_Work required_: Check every line for the word "全面完成市" and state how many lines have it. Reply with the number alone.

"""

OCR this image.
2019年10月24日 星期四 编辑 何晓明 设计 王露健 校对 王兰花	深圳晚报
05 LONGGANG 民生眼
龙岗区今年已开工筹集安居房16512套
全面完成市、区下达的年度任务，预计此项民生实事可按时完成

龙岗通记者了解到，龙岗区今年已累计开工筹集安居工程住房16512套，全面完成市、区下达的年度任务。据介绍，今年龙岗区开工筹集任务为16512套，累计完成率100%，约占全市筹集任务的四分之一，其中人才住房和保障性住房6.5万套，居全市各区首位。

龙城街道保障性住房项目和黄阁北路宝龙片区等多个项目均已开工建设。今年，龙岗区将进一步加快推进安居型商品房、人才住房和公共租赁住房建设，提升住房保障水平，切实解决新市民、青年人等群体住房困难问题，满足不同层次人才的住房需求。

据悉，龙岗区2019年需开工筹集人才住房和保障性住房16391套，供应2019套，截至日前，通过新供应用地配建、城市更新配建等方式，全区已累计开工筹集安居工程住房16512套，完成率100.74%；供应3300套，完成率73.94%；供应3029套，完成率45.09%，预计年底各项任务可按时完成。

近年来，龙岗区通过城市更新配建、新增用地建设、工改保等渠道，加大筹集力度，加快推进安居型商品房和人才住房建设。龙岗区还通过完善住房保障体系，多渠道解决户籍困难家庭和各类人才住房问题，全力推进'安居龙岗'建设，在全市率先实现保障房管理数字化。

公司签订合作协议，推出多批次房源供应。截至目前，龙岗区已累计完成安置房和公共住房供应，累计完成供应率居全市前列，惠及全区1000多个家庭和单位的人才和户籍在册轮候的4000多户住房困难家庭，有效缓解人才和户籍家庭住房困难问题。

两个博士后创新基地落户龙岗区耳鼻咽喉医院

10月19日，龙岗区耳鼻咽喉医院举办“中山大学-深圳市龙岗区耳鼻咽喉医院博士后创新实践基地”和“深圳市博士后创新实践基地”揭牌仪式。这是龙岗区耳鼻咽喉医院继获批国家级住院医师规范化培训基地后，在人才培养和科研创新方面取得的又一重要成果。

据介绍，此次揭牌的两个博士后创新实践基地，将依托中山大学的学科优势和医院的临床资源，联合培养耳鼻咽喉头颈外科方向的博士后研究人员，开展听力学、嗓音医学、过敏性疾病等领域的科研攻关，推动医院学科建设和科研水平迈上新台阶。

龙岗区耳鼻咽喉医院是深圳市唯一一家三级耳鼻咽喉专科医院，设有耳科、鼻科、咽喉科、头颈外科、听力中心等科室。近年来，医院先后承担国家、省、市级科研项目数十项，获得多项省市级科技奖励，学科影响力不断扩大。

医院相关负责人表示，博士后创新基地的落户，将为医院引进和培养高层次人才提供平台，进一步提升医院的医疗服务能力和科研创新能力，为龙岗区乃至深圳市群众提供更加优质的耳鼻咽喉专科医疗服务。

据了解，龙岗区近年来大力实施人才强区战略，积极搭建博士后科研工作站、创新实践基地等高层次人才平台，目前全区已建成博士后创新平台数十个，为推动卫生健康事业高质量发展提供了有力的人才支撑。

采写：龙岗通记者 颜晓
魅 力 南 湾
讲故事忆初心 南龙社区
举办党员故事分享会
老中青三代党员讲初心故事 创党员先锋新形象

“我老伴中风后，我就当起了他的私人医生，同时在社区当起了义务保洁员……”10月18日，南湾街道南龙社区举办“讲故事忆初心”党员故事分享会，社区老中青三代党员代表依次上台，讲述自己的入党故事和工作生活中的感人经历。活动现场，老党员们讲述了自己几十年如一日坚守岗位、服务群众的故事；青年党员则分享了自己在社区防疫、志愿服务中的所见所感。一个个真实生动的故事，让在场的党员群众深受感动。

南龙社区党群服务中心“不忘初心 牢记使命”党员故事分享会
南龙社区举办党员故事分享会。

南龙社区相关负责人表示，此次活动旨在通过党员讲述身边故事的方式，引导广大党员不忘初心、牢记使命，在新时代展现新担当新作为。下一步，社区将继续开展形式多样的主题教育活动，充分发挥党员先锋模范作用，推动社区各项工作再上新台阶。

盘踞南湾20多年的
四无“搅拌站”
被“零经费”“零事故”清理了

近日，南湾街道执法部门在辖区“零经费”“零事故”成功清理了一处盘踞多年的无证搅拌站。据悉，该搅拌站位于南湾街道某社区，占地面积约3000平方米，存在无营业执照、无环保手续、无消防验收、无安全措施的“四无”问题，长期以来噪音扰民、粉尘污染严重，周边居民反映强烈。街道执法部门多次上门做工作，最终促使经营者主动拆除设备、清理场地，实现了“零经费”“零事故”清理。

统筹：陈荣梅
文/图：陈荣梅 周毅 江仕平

"""

_Result for this task_: 2